(Figure record extracts)
━━━━━━━━━━━━━━━━━━━━

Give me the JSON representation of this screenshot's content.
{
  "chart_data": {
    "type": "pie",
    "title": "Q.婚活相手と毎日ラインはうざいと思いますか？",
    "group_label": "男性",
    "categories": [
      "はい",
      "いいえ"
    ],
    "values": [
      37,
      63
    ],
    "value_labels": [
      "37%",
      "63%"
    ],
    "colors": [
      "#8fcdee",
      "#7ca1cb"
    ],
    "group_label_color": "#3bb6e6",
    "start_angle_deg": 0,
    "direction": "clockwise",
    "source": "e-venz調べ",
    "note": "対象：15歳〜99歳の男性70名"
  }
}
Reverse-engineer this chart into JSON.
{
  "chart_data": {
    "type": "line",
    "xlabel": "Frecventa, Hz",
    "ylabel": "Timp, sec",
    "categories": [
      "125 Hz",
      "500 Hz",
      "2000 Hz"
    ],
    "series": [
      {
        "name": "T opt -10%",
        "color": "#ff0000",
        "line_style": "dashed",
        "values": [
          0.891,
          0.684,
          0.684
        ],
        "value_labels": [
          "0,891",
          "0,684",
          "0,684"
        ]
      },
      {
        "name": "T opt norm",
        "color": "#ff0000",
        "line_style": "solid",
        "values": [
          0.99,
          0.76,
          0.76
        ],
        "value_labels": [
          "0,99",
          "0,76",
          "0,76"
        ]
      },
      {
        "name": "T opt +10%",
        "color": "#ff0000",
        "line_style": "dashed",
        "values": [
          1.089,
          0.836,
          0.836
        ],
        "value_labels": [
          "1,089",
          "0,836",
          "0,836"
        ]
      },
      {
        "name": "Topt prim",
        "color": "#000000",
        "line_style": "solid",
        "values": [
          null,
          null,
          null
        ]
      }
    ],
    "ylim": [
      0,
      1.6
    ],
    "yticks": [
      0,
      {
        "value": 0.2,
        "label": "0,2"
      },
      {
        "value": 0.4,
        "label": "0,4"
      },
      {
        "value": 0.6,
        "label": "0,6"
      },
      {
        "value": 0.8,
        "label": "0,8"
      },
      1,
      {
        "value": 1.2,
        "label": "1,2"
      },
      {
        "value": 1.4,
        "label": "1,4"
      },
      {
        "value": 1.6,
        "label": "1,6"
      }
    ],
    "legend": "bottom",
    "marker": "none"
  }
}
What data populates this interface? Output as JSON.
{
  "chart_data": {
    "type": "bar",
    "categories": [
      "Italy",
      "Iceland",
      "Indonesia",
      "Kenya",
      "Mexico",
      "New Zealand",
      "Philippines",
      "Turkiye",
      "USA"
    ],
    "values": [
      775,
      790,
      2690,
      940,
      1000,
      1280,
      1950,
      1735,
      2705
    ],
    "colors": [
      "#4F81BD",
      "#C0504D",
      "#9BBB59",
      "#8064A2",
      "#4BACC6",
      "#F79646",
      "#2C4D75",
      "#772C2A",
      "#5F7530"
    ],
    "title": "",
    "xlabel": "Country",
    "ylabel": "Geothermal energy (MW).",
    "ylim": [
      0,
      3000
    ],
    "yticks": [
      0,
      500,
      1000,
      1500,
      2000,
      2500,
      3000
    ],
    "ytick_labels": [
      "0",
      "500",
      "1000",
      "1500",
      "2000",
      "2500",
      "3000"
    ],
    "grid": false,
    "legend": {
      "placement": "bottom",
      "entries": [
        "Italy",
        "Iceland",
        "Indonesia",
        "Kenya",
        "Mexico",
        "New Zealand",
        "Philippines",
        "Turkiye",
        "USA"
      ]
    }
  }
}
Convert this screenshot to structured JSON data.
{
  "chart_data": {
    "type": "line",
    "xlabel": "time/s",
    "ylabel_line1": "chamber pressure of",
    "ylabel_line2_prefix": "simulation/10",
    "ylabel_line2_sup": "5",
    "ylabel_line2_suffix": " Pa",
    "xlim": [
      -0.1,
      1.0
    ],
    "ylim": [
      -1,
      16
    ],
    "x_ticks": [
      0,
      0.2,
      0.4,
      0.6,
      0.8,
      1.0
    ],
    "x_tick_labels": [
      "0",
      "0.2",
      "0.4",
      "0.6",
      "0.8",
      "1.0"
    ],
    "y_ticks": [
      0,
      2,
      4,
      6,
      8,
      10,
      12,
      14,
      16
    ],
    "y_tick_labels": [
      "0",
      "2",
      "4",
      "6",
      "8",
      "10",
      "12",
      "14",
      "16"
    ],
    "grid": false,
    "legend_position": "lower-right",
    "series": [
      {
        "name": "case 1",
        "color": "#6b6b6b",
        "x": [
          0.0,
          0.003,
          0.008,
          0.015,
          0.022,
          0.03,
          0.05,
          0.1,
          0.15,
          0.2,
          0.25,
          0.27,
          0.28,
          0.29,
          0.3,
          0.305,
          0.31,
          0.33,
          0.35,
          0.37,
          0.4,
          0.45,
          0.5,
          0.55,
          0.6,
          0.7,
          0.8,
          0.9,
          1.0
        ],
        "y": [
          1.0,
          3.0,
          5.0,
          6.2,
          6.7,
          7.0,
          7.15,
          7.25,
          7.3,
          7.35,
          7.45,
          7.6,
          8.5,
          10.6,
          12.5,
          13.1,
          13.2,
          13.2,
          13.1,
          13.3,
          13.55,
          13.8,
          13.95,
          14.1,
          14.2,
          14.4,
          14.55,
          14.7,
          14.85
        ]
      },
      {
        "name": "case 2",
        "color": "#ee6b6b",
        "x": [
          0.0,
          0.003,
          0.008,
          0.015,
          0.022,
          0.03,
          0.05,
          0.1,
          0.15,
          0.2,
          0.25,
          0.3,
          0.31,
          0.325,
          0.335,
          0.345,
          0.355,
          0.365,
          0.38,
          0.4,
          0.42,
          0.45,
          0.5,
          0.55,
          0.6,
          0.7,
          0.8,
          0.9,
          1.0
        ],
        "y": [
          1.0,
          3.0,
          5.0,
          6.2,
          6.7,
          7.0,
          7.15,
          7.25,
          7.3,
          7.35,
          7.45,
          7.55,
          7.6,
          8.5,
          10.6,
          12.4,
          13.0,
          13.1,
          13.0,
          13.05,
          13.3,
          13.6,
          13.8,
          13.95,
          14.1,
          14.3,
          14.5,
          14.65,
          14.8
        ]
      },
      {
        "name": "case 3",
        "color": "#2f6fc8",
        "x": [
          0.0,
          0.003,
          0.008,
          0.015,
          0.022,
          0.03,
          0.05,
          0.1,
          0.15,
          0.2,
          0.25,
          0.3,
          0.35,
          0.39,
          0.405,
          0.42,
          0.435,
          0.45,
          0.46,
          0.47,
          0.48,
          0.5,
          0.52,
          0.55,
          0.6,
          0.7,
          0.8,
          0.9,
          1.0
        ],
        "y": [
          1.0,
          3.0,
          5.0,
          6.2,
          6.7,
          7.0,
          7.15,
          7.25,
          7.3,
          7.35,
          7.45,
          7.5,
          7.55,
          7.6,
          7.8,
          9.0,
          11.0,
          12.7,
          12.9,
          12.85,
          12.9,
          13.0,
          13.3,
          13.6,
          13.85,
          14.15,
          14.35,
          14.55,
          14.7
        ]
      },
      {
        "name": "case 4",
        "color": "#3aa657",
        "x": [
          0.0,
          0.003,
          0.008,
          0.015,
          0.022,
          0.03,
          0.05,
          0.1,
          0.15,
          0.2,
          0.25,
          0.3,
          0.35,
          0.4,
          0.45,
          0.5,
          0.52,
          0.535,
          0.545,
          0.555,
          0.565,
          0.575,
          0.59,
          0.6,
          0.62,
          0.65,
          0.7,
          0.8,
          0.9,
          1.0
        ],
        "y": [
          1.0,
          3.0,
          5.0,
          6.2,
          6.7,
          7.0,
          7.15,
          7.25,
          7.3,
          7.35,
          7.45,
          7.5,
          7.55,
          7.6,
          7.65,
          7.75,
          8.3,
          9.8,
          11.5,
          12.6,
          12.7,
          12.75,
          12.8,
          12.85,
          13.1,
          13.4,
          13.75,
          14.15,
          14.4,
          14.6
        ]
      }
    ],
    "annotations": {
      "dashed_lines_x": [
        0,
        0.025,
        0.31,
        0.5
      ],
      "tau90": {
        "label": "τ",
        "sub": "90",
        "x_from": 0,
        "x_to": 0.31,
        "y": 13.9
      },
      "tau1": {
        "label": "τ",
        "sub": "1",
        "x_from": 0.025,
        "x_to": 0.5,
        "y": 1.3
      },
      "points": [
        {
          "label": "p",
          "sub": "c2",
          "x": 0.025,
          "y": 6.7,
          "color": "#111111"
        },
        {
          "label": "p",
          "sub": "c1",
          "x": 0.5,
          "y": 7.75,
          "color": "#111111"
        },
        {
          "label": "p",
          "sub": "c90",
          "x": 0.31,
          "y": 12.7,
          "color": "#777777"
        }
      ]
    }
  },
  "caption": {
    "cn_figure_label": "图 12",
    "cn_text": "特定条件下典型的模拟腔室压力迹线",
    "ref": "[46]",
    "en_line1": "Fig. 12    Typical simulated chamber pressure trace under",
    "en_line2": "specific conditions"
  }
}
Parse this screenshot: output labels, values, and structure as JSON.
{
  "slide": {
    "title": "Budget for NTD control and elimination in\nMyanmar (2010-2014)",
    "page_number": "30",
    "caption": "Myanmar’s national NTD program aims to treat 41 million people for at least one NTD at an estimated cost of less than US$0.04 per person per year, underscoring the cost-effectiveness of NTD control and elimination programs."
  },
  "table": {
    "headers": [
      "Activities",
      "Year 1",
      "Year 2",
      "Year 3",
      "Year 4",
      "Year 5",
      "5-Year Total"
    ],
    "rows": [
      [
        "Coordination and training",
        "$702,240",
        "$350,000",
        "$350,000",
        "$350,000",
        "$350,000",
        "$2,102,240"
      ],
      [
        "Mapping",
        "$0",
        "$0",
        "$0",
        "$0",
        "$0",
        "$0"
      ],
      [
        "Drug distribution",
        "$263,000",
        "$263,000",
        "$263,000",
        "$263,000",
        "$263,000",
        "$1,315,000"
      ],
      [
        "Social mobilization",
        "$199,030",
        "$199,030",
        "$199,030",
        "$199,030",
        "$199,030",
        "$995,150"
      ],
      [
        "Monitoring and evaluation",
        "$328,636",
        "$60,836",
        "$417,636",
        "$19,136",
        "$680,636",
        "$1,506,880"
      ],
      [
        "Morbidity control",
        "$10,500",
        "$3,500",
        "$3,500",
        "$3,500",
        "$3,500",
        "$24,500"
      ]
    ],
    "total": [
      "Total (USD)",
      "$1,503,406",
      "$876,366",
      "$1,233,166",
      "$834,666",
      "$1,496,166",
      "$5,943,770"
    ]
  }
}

━━━━━━━━━━━━━━━━━━━━

◆ **Brief**: Search the data for "xlabel". Copy every line that has it.

◆ **In response**:
    "xlabel": "Frecventa, Hz",
    "xlabel": "Country",
    "xlabel": "time/s",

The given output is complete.